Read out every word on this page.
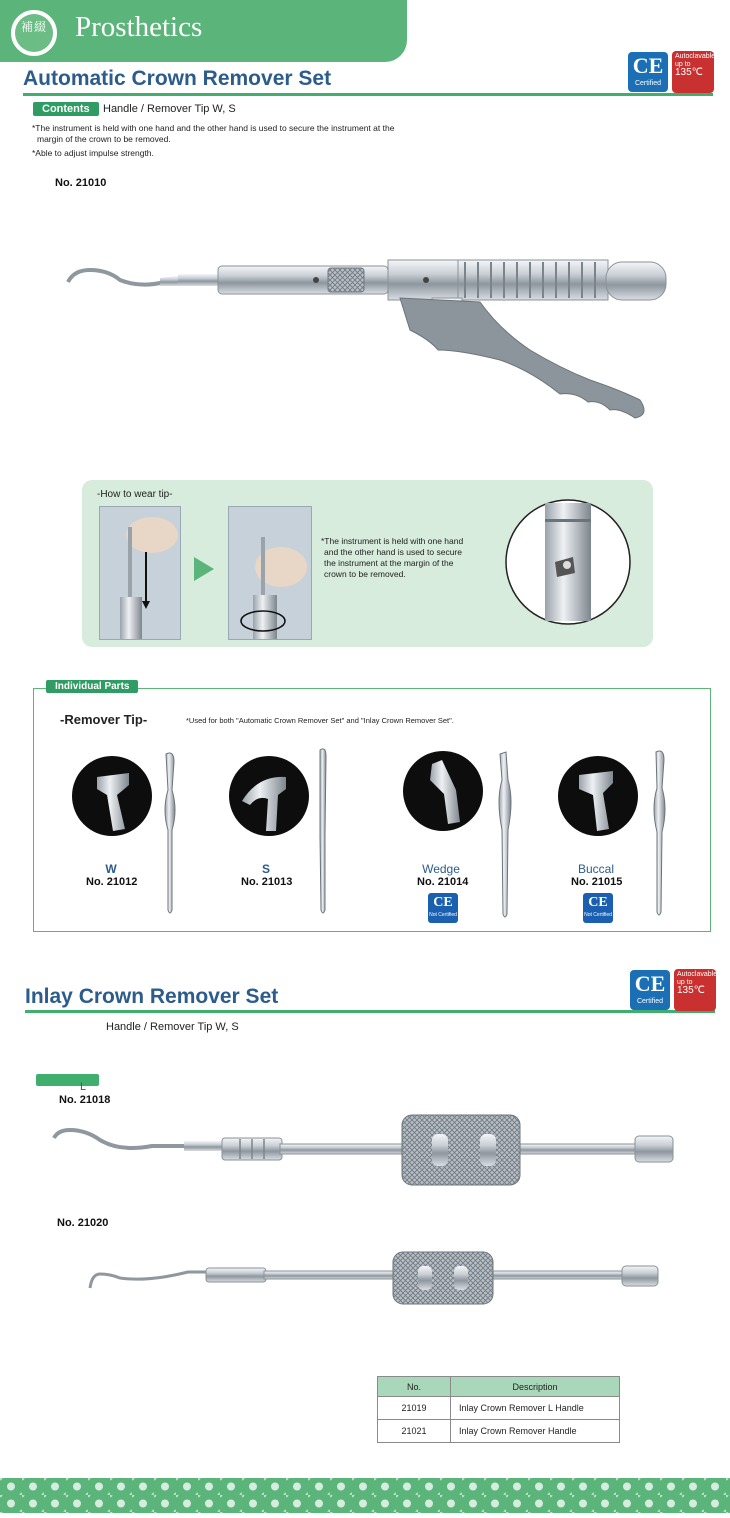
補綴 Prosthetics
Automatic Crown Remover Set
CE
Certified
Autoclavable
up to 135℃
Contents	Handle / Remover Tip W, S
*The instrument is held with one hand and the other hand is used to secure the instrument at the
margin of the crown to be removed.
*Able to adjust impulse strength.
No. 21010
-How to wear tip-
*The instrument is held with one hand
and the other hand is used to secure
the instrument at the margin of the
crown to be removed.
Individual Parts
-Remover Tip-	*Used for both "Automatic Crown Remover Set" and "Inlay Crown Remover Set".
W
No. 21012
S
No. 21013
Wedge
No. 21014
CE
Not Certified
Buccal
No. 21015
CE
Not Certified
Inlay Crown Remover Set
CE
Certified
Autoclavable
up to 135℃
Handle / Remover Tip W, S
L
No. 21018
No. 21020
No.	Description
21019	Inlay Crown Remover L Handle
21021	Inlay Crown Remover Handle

* * * * * * * * *

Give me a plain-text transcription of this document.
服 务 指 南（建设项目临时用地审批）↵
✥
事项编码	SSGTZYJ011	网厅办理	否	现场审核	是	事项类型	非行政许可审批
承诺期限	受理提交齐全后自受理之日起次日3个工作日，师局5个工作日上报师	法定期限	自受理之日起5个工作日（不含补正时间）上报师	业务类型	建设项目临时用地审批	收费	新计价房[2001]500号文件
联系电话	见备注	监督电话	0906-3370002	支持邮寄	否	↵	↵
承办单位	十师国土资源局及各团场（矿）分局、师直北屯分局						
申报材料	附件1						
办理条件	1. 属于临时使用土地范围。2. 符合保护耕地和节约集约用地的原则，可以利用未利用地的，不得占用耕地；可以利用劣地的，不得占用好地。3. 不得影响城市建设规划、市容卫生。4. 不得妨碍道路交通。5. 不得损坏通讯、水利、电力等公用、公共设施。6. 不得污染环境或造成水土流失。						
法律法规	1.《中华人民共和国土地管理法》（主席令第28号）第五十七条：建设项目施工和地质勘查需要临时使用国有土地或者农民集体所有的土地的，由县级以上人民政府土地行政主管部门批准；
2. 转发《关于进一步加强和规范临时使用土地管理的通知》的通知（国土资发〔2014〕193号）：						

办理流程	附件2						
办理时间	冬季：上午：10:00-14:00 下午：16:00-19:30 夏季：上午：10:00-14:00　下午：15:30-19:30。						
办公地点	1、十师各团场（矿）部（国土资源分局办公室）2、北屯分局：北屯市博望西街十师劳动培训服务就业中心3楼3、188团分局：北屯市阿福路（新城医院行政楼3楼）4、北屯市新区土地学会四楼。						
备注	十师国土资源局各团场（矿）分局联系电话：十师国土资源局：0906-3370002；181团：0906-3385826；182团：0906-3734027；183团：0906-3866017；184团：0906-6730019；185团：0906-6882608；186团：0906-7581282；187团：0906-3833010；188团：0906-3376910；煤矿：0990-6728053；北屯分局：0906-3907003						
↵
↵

* * * * * * * * *

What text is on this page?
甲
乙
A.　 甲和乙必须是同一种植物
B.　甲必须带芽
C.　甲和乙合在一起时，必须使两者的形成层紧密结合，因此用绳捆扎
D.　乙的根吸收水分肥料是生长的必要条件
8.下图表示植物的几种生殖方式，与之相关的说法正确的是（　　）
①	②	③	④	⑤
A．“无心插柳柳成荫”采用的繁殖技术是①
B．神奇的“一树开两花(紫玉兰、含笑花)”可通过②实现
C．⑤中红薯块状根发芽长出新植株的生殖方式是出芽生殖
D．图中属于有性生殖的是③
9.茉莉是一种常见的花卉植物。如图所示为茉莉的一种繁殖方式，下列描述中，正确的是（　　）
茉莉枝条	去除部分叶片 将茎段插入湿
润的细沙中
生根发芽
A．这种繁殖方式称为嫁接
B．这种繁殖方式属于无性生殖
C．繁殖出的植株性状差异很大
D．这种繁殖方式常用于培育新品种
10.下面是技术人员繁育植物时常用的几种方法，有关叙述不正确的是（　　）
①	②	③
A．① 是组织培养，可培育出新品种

* * * * * * * * *

[REQUIREMENT] Locate the string "text" in the listing above and copy every line where it occurs.

[SOLUTION TO THE EXERCISE]
Give me a plain-text transcription of this document.
What text is on this page?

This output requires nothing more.